Work required
Transcribe every line exactly. Leave the pictures behind.

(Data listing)
□ □ □
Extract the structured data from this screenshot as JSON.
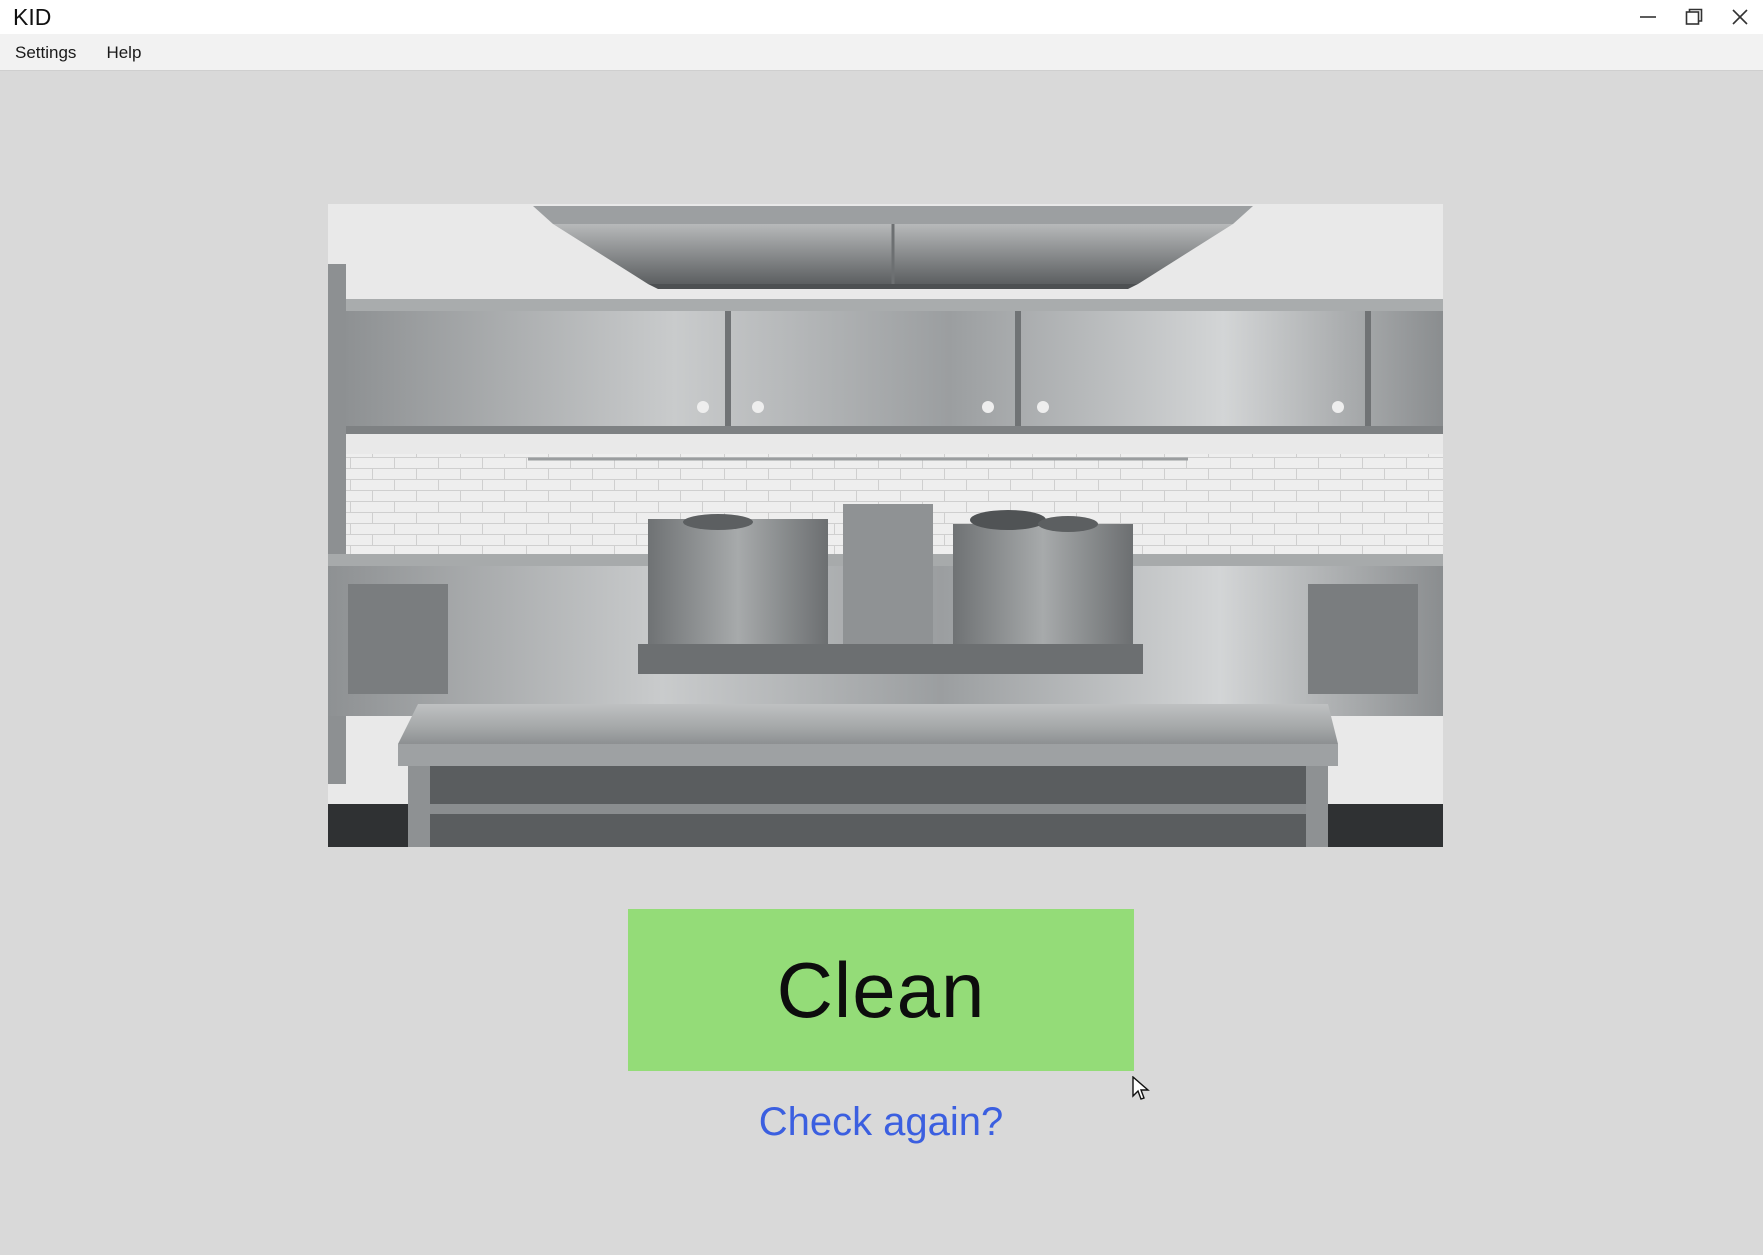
{
  "window": {
    "title": "KID"
  },
  "menu": {
    "items": [
      {
        "label": "Settings"
      },
      {
        "label": "Help"
      }
    ]
  },
  "window_controls": {
    "minimize_icon": "minimize-icon",
    "maximize_icon": "maximize-icon",
    "close_icon": "close-icon"
  },
  "main": {
    "image_subject": "stainless steel commercial kitchen",
    "result_label": "Clean",
    "result_color": "#94dc78",
    "check_again_label": "Check again?",
    "link_color": "#3b5fe0"
  }
}
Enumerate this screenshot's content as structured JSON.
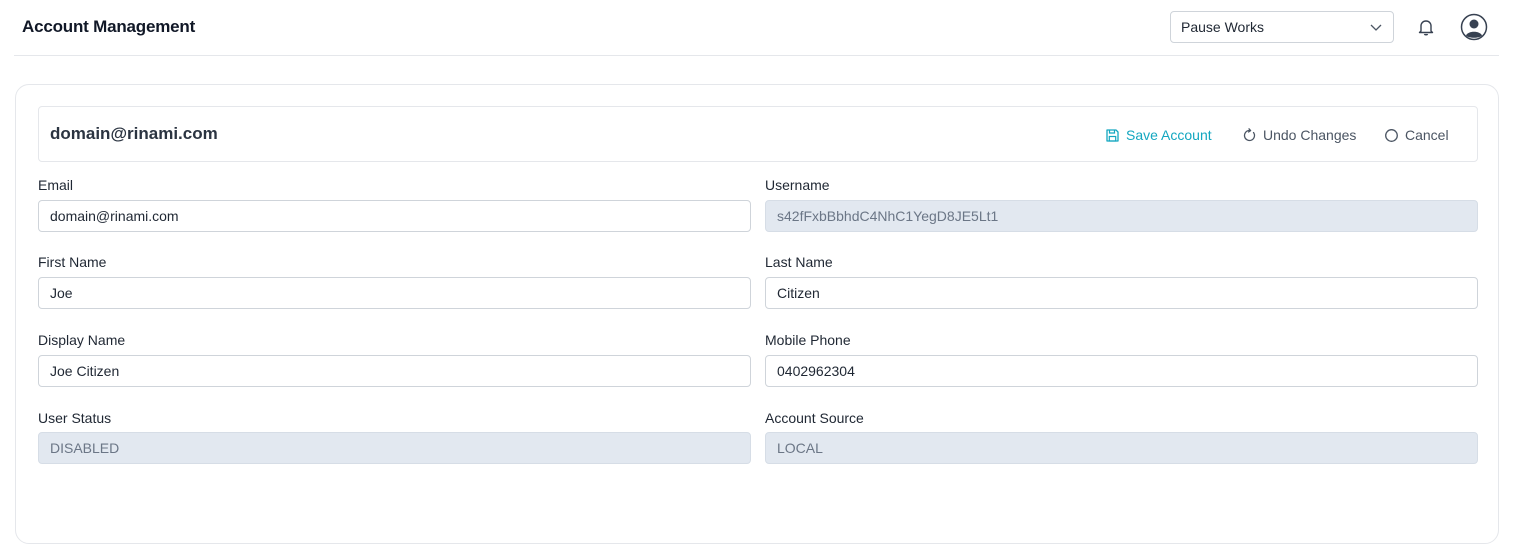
{
  "header": {
    "title": "Account Management",
    "org_selector": {
      "value": "Pause Works"
    },
    "icons": {
      "notifications": "bell-icon",
      "profile": "user-circle-icon",
      "dropdown": "chevron-down-icon"
    }
  },
  "account": {
    "title": "domain@rinami.com",
    "actions": {
      "save": "Save Account",
      "undo": "Undo Changes",
      "cancel": "Cancel"
    },
    "action_icons": {
      "save": "floppy-disk-icon",
      "undo": "refresh-icon",
      "cancel": "circle-icon"
    },
    "accent_color": "#14a7c0",
    "fields": {
      "email": {
        "label": "Email",
        "value": "domain@rinami.com"
      },
      "username": {
        "label": "Username",
        "value": "s42fFxbBbhdC4NhC1YegD8JE5Lt1",
        "readonly": true
      },
      "first_name": {
        "label": "First Name",
        "value": "Joe"
      },
      "last_name": {
        "label": "Last Name",
        "value": "Citizen"
      },
      "display_name": {
        "label": "Display Name",
        "value": "Joe Citizen"
      },
      "mobile_phone": {
        "label": "Mobile Phone",
        "value": "0402962304"
      },
      "user_status": {
        "label": "User Status",
        "value": "DISABLED",
        "readonly": true
      },
      "account_source": {
        "label": "Account Source",
        "value": "LOCAL",
        "readonly": true
      }
    }
  }
}
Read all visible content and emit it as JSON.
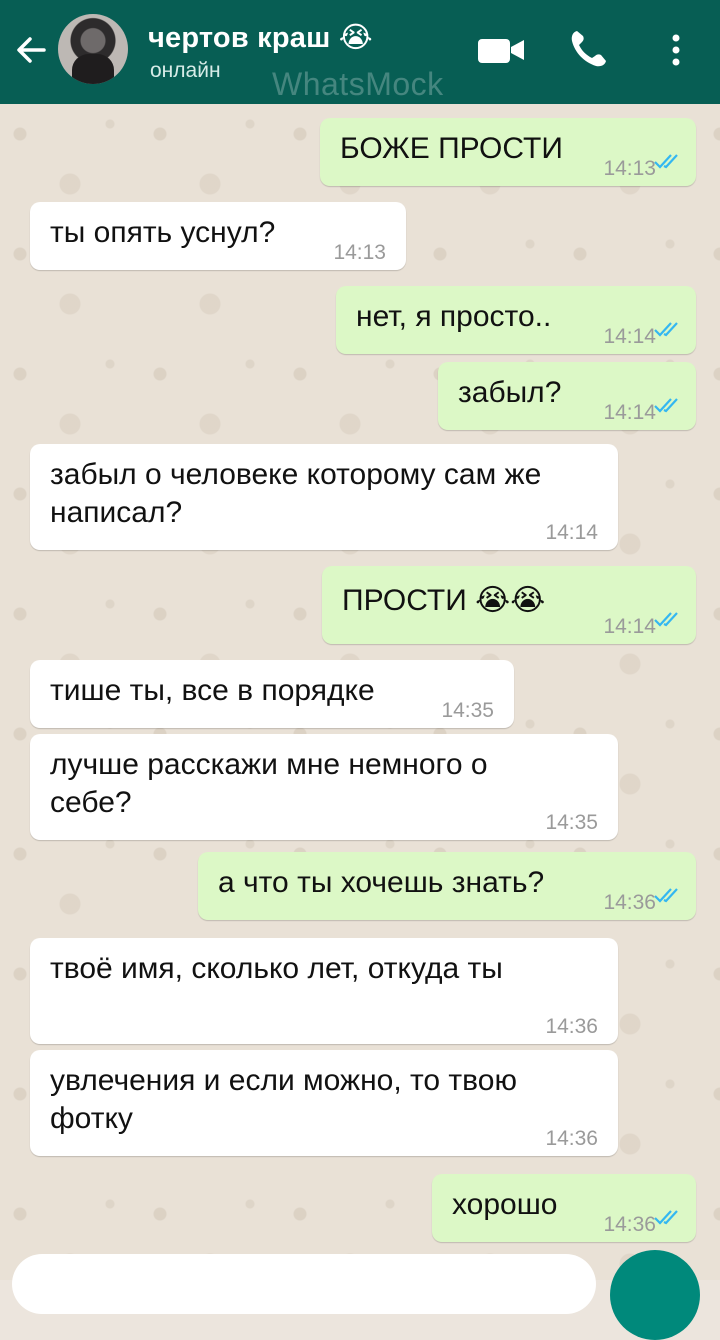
{
  "header": {
    "contact_name": "чертов краш",
    "contact_emoji": "😭",
    "status": "онлайн",
    "watermark": "WhatsMock",
    "icons": [
      "back-arrow-icon",
      "video-call-icon",
      "phone-icon",
      "more-options-icon"
    ]
  },
  "colors": {
    "header": "#075e54",
    "incoming": "#ffffff",
    "outgoing": "#dcf8c6",
    "read_ticks": "#34b7f1"
  },
  "messages": [
    {
      "dir": "out",
      "text": "БОЖЕ ПРОСТИ",
      "time": "14:13"
    },
    {
      "dir": "in",
      "text": "ты опять уснул?",
      "time": "14:13"
    },
    {
      "dir": "out",
      "text": "нет, я просто..",
      "time": "14:14"
    },
    {
      "dir": "out",
      "text": "забыл?",
      "time": "14:14"
    },
    {
      "dir": "in",
      "text": "забыл о человеке которому сам же написал?",
      "time": "14:14"
    },
    {
      "dir": "out",
      "text": "ПРОСТИ 😭😭",
      "time": "14:14"
    },
    {
      "dir": "in",
      "text": "тише ты, все в порядке",
      "time": "14:35"
    },
    {
      "dir": "in",
      "text": "лучше расскажи мне немного о себе?",
      "time": "14:35"
    },
    {
      "dir": "out",
      "text": "а что ты хочешь знать?",
      "time": "14:36"
    },
    {
      "dir": "in",
      "text": "твоё имя, сколько лет, откуда ты",
      "time": "14:36"
    },
    {
      "dir": "in",
      "text": "увлечения и если можно, то твою фотку",
      "time": "14:36"
    },
    {
      "dir": "out",
      "text": "хорошо",
      "time": "14:36"
    }
  ]
}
□ □ □
Task response
Extract the structured data from this screenshot as JSON.
{
  "window": {
    "title": "KID"
  },
  "menu": {
    "items": [
      {
        "label": "Settings"
      },
      {
        "label": "Help"
      }
    ]
  },
  "window_controls": {
    "minimize_icon": "minimize-icon",
    "maximize_icon": "maximize-icon",
    "close_icon": "close-icon"
  },
  "main": {
    "image_subject": "stainless steel commercial kitchen",
    "result_label": "Clean",
    "result_color": "#94dc78",
    "check_again_label": "Check again?",
    "link_color": "#3b5fe0"
  }
}
Enumerate this screenshot's content as structured JSON.
{
  "header": {
    "title": "Account Management",
    "org_selector": {
      "value": "Pause Works"
    },
    "icons": {
      "notifications": "bell-icon",
      "profile": "user-circle-icon",
      "dropdown": "chevron-down-icon"
    }
  },
  "account": {
    "title": "domain@rinami.com",
    "actions": {
      "save": "Save Account",
      "undo": "Undo Changes",
      "cancel": "Cancel"
    },
    "action_icons": {
      "save": "floppy-disk-icon",
      "undo": "refresh-icon",
      "cancel": "circle-icon"
    },
    "accent_color": "#14a7c0",
    "fields": {
      "email": {
        "label": "Email",
        "value": "domain@rinami.com"
      },
      "username": {
        "label": "Username",
        "value": "s42fFxbBbhdC4NhC1YegD8JE5Lt1",
        "readonly": true
      },
      "first_name": {
        "label": "First Name",
        "value": "Joe"
      },
      "last_name": {
        "label": "Last Name",
        "value": "Citizen"
      },
      "display_name": {
        "label": "Display Name",
        "value": "Joe Citizen"
      },
      "mobile_phone": {
        "label": "Mobile Phone",
        "value": "0402962304"
      },
      "user_status": {
        "label": "User Status",
        "value": "DISABLED",
        "readonly": true
      },
      "account_source": {
        "label": "Account Source",
        "value": "LOCAL",
        "readonly": true
      }
    }
  }
}
Read all visible content and emit it as JSON.
{
  "header": {
    "contact_name": "чертов краш",
    "contact_emoji": "😭",
    "status": "онлайн",
    "watermark": "WhatsMock",
    "icons": [
      "back-arrow-icon",
      "video-call-icon",
      "phone-icon",
      "more-options-icon"
    ]
  },
  "colors": {
    "header": "#075e54",
    "incoming": "#ffffff",
    "outgoing": "#dcf8c6",
    "read_ticks": "#34b7f1"
  },
  "messages": [
    {
      "dir": "out",
      "text": "БОЖЕ ПРОСТИ",
      "time": "14:13"
    },
    {
      "dir": "in",
      "text": "ты опять уснул?",
      "time": "14:13"
    },
    {
      "dir": "out",
      "text": "нет, я просто..",
      "time": "14:14"
    },
    {
      "dir": "out",
      "text": "забыл?",
      "time": "14:14"
    },
    {
      "dir": "in",
      "text": "забыл о человеке которому сам же написал?",
      "time": "14:14"
    },
    {
      "dir": "out",
      "text": "ПРОСТИ 😭😭",
      "time": "14:14"
    },
    {
      "dir": "in",
      "text": "тише ты, все в порядке",
      "time": "14:35"
    },
    {
      "dir": "in",
      "text": "лучше расскажи мне немного о себе?",
      "time": "14:35"
    },
    {
      "dir": "out",
      "text": "а что ты хочешь знать?",
      "time": "14:36"
    },
    {
      "dir": "in",
      "text": "твоё имя, сколько лет, откуда ты",
      "time": "14:36"
    },
    {
      "dir": "in",
      "text": "увлечения и если можно, то твою фотку",
      "time": "14:36"
    },
    {
      "dir": "out",
      "text": "хорошо",
      "time": "14:36"
    }
  ]
}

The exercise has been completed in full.